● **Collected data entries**
---+---

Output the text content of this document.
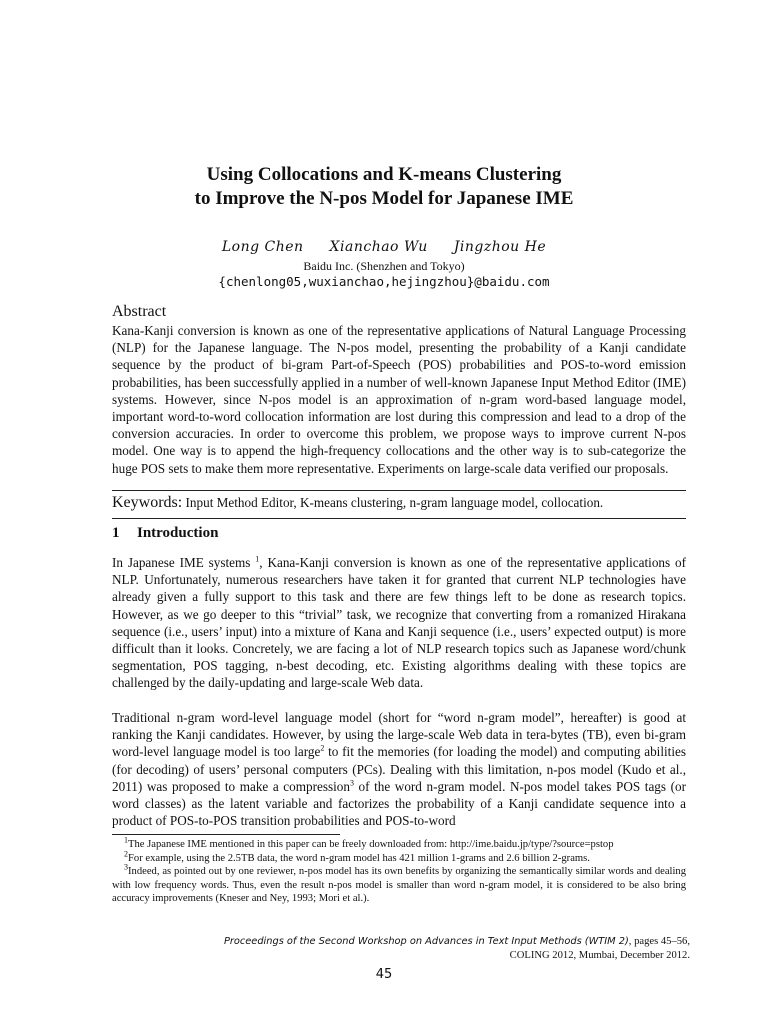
Using Collocations and K-means Clustering
to Improve the N-pos Model for Japanese IME
Long Chen Xianchao Wu Jingzhou He
Baidu Inc. (Shenzhen and Tokyo)
{chenlong05,wuxianchao,hejingzhou}@baidu.com
Abstract
Kana-Kanji conversion is known as one of the representative applications of Natural Language Processing (NLP) for the Japanese language. The N-pos model, presenting the probability of a Kanji candidate sequence by the product of bi-gram Part-of-Speech (POS) probabilities and POS-to-word emission probabilities, has been successfully applied in a number of well-known Japanese Input Method Editor (IME) systems. However, since N-pos model is an approximation of n-gram word-based language model, important word-to-word collocation information are lost during this compression and lead to a drop of the conversion accuracies. In order to overcome this problem, we propose ways to improve current N-pos model. One way is to append the high-frequency collocations and the other way is to sub-categorize the huge POS sets to make them more representative. Experiments on large-scale data verified our proposals.
Keywords: Input Method Editor, K-means clustering, n-gram language model, collocation.
1 Introduction
In Japanese IME systems $^1$, Kana-Kanji conversion is known as one of the representative applications of NLP. Unfortunately, numerous researchers have taken it for granted that current NLP technologies have already given a fully support to this task and there are few things left to be done as research topics. However, as we go deeper to this “trivial” task, we recognize that converting from a romanized Hirakana sequence (i.e., users’ input) into a mixture of Kana and Kanji sequence (i.e., users’ expected output) is more difficult than it looks. Concretely, we are facing a lot of NLP research topics such as Japanese word/chunk segmentation, POS tagging, n-best decoding, etc. Existing algorithms dealing with these topics are challenged by the daily-updating and large-scale Web data.
Traditional n-gram word-level language model (short for “word n-gram model”, hereafter) is good at ranking the Kanji candidates. However, by using the large-scale Web data in tera-bytes (TB), even bi-gram word-level language model is too large$^2$ to fit the memories (for loading the model) and computing abilities (for decoding) of users’ personal computers (PCs). Dealing with this limitation, n-pos model (Kudo et al., 2011) was proposed to make a compression$^3$ of the word n-gram model. N-pos model takes POS tags (or word classes) as the latent variable and factorizes the probability of a Kanji candidate sequence into a product of POS-to-POS transition probabilities and POS-to-word
$^1$The Japanese IME mentioned in this paper can be freely downloaded from: http://ime.baidu.jp/type/?source=pstop
$^2$For example, using the 2.5TB data, the word n-gram model has 421 million 1-grams and 2.6 billion 2-grams.
$^3$Indeed, as pointed out by one reviewer, n-pos model has its own benefits by organizing the semantically similar words and dealing with low frequency words. Thus, even the result n-pos model is smaller than word n-gram model, it is considered to be also bring accuracy improvements (Kneser and Ney, 1993; Mori et al.).
Proceedings of the Second Workshop on Advances in Text Input Methods (WTIM 2), pages 45–56,
COLING 2012, Mumbai, December 2012.
45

---+---

● **Problem to solve**
Quote the listing above in full, except for the pictures.

● **Complete response**
Output the text content of this document.
Using Collocations and K-means Clustering
to Improve the N-pos Model for Japanese IME
Long Chen Xianchao Wu Jingzhou He
Baidu Inc. (Shenzhen and Tokyo)
{chenlong05,wuxianchao,hejingzhou}@baidu.com
Abstract
Kana-Kanji conversion is known as one of the representative applications of Natural Language Processing (NLP) for the Japanese language. The N-pos model, presenting the probability of a Kanji candidate sequence by the product of bi-gram Part-of-Speech (POS) probabilities and POS-to-word emission probabilities, has been successfully applied in a number of well-known Japanese Input Method Editor (IME) systems. However, since N-pos model is an approximation of n-gram word-based language model, important word-to-word collocation information are lost during this compression and lead to a drop of the conversion accuracies. In order to overcome this problem, we propose ways to improve current N-pos model. One way is to append the high-frequency collocations and the other way is to sub-categorize the huge POS sets to make them more representative. Experiments on large-scale data verified our proposals.
Keywords: Input Method Editor, K-means clustering, n-gram language model, collocation.
1 Introduction
In Japanese IME systems $^1$, Kana-Kanji conversion is known as one of the representative applications of NLP. Unfortunately, numerous researchers have taken it for granted that current NLP technologies have already given a fully support to this task and there are few things left to be done as research topics. However, as we go deeper to this “trivial” task, we recognize that converting from a romanized Hirakana sequence (i.e., users’ input) into a mixture of Kana and Kanji sequence (i.e., users’ expected output) is more difficult than it looks. Concretely, we are facing a lot of NLP research topics such as Japanese word/chunk segmentation, POS tagging, n-best decoding, etc. Existing algorithms dealing with these topics are challenged by the daily-updating and large-scale Web data.
Traditional n-gram word-level language model (short for “word n-gram model”, hereafter) is good at ranking the Kanji candidates. However, by using the large-scale Web data in tera-bytes (TB), even bi-gram word-level language model is too large$^2$ to fit the memories (for loading the model) and computing abilities (for decoding) of users’ personal computers (PCs). Dealing with this limitation, n-pos model (Kudo et al., 2011) was proposed to make a compression$^3$ of the word n-gram model. N-pos model takes POS tags (or word classes) as the latent variable and factorizes the probability of a Kanji candidate sequence into a product of POS-to-POS transition probabilities and POS-to-word
$^1$The Japanese IME mentioned in this paper can be freely downloaded from: http://ime.baidu.jp/type/?source=pstop
$^2$For example, using the 2.5TB data, the word n-gram model has 421 million 1-grams and 2.6 billion 2-grams.
$^3$Indeed, as pointed out by one reviewer, n-pos model has its own benefits by organizing the semantically similar words and dealing with low frequency words. Thus, even the result n-pos model is smaller than word n-gram model, it is considered to be also bring accuracy improvements (Kneser and Ney, 1993; Mori et al.).
Proceedings of the Second Workshop on Advances in Text Input Methods (WTIM 2), pages 45–56,
COLING 2012, Mumbai, December 2012.
45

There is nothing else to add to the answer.